> Exercise requirements: Extract from the listing each line in which the word "seront" appears.

> Items:
========================================
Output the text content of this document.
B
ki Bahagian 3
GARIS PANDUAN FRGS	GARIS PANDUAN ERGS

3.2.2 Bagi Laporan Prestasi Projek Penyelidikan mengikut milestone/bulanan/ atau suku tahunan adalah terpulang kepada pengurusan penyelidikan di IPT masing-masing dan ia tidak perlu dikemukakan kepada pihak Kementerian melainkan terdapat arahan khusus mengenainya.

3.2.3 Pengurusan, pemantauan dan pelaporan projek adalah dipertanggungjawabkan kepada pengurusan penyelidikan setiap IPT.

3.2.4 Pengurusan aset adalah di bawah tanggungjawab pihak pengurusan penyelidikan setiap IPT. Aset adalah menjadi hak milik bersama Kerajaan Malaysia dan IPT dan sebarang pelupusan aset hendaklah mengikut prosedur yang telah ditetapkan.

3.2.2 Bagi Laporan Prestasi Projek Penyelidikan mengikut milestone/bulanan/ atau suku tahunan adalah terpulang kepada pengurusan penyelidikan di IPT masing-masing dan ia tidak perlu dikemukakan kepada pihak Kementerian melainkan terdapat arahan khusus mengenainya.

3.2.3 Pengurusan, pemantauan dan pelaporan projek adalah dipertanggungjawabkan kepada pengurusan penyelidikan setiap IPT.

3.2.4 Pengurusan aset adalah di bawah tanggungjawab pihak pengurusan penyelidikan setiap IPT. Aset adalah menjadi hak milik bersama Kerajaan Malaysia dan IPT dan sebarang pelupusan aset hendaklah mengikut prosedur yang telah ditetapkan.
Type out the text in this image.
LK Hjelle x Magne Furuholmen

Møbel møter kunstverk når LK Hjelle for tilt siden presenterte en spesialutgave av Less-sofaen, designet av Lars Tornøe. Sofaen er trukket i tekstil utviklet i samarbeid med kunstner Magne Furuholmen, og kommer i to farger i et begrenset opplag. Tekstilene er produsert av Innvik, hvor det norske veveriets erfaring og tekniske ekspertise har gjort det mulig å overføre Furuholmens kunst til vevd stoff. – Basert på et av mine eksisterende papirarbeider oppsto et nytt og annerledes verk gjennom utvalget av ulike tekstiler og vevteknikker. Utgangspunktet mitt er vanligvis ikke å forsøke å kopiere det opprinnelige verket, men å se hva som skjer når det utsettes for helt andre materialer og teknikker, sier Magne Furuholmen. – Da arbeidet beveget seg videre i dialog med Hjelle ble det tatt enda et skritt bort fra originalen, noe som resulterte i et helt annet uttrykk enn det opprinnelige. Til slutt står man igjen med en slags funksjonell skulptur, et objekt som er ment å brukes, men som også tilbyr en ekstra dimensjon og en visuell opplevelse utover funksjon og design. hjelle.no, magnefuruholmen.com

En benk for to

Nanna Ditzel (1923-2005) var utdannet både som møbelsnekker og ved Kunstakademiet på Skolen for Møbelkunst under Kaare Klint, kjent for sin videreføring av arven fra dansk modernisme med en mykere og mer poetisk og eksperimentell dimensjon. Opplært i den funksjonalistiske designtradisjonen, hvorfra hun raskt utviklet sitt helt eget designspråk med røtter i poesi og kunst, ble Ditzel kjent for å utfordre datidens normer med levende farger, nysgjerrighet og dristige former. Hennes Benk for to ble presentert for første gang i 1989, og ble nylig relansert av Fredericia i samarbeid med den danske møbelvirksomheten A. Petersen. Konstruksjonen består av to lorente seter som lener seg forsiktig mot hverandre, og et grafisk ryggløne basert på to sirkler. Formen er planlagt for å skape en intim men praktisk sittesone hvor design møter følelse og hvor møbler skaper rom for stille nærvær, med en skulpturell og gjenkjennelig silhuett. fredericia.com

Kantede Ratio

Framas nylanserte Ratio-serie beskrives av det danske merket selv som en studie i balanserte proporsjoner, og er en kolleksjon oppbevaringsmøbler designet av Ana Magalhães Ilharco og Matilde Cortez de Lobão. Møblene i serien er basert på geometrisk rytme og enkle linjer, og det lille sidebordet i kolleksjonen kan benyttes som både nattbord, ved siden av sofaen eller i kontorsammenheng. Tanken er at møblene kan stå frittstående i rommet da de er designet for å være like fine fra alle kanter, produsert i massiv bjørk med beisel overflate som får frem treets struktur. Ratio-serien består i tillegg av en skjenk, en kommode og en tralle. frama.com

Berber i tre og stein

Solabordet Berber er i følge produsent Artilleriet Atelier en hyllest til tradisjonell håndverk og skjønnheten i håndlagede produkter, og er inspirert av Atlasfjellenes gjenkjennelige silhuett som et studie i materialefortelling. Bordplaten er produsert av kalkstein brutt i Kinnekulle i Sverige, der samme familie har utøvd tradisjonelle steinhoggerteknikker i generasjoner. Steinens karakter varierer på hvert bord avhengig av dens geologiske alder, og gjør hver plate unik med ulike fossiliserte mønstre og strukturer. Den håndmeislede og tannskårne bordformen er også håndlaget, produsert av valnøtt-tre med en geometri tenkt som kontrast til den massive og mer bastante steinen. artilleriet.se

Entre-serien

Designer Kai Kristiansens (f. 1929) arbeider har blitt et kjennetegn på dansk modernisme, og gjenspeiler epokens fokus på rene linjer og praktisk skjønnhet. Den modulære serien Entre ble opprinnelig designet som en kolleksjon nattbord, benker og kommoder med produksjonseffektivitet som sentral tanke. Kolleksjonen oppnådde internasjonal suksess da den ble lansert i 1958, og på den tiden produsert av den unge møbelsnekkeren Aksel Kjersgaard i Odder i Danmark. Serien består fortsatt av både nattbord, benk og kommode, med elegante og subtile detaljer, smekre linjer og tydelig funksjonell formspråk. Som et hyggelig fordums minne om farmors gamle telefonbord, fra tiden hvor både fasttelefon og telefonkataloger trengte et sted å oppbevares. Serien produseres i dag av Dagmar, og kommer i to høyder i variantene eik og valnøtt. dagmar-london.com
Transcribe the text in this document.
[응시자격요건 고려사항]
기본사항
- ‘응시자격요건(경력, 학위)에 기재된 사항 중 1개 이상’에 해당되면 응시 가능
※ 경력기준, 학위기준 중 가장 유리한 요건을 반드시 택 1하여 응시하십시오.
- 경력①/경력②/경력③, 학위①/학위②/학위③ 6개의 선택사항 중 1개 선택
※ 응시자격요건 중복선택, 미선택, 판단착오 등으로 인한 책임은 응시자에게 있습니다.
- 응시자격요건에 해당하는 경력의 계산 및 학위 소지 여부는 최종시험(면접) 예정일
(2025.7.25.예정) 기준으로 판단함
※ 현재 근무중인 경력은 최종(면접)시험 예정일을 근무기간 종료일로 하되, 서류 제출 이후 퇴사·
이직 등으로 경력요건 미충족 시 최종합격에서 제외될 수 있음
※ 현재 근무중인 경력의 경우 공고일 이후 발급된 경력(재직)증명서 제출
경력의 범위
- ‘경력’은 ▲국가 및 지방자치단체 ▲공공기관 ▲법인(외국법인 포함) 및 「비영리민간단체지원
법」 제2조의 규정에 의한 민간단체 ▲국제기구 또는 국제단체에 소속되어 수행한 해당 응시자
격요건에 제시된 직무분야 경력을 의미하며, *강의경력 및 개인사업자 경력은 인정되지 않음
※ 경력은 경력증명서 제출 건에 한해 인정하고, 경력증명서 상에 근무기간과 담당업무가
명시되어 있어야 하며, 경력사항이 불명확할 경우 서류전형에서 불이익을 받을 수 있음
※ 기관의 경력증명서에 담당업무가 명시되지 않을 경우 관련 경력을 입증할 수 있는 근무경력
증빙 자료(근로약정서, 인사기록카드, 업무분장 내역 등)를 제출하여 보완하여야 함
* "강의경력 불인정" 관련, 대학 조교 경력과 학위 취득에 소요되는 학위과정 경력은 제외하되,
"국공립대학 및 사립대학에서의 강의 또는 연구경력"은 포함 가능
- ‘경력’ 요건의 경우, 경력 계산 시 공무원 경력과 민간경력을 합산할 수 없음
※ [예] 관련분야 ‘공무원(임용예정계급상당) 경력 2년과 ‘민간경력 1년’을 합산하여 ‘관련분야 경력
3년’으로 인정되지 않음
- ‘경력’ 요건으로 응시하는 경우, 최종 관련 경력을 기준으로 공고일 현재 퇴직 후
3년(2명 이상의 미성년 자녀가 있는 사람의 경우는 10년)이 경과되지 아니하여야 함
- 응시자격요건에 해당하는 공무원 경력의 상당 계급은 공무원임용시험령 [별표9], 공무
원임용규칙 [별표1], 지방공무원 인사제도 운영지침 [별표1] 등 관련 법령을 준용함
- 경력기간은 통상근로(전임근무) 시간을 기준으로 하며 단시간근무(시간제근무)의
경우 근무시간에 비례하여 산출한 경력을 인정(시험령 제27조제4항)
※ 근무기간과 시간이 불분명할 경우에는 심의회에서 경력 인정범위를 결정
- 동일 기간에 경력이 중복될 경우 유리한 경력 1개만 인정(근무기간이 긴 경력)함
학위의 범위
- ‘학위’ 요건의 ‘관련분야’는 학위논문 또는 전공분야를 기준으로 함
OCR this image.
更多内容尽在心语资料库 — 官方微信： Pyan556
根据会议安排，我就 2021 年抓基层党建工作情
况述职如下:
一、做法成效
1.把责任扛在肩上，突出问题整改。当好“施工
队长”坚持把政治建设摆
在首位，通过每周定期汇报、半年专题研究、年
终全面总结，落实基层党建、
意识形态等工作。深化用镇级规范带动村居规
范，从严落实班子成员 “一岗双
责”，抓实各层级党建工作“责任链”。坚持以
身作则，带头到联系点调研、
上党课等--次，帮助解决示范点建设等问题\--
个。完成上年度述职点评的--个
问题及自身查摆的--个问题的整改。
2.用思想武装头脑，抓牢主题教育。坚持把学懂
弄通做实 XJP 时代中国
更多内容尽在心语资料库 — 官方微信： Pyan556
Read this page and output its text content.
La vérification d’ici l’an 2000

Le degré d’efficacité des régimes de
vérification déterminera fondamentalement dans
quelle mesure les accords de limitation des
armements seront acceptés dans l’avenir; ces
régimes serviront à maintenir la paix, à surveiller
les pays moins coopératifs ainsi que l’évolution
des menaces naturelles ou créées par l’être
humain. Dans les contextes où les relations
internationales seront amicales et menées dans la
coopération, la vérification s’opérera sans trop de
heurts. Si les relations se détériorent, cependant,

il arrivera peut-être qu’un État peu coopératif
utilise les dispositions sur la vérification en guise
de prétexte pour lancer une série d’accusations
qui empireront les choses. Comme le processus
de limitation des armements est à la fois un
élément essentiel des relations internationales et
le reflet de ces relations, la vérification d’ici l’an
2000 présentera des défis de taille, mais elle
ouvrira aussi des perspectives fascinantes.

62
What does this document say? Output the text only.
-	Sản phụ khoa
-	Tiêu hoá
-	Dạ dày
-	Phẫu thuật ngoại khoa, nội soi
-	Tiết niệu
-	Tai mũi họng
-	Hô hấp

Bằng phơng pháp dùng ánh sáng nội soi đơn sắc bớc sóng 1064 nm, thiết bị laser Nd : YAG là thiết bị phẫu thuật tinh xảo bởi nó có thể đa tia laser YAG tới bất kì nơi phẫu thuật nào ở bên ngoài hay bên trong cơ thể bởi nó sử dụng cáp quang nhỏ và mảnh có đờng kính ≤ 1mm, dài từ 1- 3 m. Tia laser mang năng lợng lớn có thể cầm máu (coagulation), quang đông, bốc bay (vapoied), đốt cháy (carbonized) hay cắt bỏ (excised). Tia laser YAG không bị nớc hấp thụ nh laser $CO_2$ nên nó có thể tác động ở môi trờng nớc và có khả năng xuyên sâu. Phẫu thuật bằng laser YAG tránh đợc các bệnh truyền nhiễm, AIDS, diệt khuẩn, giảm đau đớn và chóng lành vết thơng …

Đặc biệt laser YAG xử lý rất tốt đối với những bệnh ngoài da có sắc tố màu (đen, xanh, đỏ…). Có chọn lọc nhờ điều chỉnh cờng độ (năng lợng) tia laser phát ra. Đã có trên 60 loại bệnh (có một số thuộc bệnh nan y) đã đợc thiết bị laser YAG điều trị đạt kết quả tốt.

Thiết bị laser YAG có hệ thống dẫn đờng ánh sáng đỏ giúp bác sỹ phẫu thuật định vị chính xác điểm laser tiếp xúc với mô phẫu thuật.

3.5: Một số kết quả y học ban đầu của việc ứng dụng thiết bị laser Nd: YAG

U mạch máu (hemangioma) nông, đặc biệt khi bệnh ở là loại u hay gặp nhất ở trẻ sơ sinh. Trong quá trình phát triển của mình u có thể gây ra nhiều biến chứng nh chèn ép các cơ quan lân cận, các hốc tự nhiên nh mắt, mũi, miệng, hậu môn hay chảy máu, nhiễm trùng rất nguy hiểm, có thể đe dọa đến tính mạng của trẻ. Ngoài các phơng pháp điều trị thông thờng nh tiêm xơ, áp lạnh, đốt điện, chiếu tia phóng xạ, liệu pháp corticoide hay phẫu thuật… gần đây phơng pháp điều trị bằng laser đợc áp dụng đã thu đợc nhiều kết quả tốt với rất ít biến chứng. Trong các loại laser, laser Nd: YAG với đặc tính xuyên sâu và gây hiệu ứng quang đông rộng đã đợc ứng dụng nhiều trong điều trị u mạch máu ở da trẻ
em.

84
========================================
> Answer to the problem:
armements seront acceptés dans l’avenir; ces
internationales seront amicales et menées dans la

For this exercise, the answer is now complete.